DO THIS
Your task is to transcribe the data in full.

RECORDS FOR THIS EXERCISE
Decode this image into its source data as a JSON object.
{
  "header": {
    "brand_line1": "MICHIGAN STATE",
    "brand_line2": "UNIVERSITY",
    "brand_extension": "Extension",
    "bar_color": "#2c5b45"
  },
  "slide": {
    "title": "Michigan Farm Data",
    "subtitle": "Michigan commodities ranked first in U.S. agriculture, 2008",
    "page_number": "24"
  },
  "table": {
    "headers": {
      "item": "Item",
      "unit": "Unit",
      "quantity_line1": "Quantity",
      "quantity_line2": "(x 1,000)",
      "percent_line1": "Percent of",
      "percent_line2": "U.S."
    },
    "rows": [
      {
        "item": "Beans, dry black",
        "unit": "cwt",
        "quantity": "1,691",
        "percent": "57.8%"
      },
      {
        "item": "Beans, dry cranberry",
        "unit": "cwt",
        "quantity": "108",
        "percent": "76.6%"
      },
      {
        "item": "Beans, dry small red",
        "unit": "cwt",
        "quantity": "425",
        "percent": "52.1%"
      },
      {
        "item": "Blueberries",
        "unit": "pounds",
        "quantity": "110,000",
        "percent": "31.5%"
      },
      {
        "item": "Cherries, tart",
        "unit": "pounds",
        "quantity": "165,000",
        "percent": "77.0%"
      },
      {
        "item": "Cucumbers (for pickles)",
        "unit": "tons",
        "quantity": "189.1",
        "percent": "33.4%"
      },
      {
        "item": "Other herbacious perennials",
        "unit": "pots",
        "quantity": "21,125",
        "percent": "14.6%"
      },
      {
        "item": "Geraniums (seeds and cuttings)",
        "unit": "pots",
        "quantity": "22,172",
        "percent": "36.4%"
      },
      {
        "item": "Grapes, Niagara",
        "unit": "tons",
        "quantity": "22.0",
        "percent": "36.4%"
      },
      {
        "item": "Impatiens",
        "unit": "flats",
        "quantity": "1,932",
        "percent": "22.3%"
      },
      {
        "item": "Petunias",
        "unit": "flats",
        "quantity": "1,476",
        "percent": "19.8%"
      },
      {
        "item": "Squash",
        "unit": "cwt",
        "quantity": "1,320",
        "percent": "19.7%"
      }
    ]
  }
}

CORRECT ANSWER
Decode this image into its source data as a JSON object.
{
  "header": {
    "brand_line1": "MICHIGAN STATE",
    "brand_line2": "UNIVERSITY",
    "brand_extension": "Extension",
    "bar_color": "#2c5b45"
  },
  "slide": {
    "title": "Michigan Farm Data",
    "subtitle": "Michigan commodities ranked first in U.S. agriculture, 2008",
    "page_number": "24"
  },
  "table": {
    "headers": {
      "item": "Item",
      "unit": "Unit",
      "quantity_line1": "Quantity",
      "quantity_line2": "(x 1,000)",
      "percent_line1": "Percent of",
      "percent_line2": "U.S."
    },
    "rows": [
      {
        "item": "Beans, dry black",
        "unit": "cwt",
        "quantity": "1,691",
        "percent": "57.8%"
      },
      {
        "item": "Beans, dry cranberry",
        "unit": "cwt",
        "quantity": "108",
        "percent": "76.6%"
      },
      {
        "item": "Beans, dry small red",
        "unit": "cwt",
        "quantity": "425",
        "percent": "52.1%"
      },
      {
        "item": "Blueberries",
        "unit": "pounds",
        "quantity": "110,000",
        "percent": "31.5%"
      },
      {
        "item": "Cherries, tart",
        "unit": "pounds",
        "quantity": "165,000",
        "percent": "77.0%"
      },
      {
        "item": "Cucumbers (for pickles)",
        "unit": "tons",
        "quantity": "189.1",
        "percent": "33.4%"
      },
      {
        "item": "Other herbacious perennials",
        "unit": "pots",
        "quantity": "21,125",
        "percent": "14.6%"
      },
      {
        "item": "Geraniums (seeds and cuttings)",
        "unit": "pots",
        "quantity": "22,172",
        "percent": "36.4%"
      },
      {
        "item": "Grapes, Niagara",
        "unit": "tons",
        "quantity": "22.0",
        "percent": "36.4%"
      },
      {
        "item": "Impatiens",
        "unit": "flats",
        "quantity": "1,932",
        "percent": "22.3%"
      },
      {
        "item": "Petunias",
        "unit": "flats",
        "quantity": "1,476",
        "percent": "19.8%"
      },
      {
        "item": "Squash",
        "unit": "cwt",
        "quantity": "1,320",
        "percent": "19.7%"
      }
    ]
  }
}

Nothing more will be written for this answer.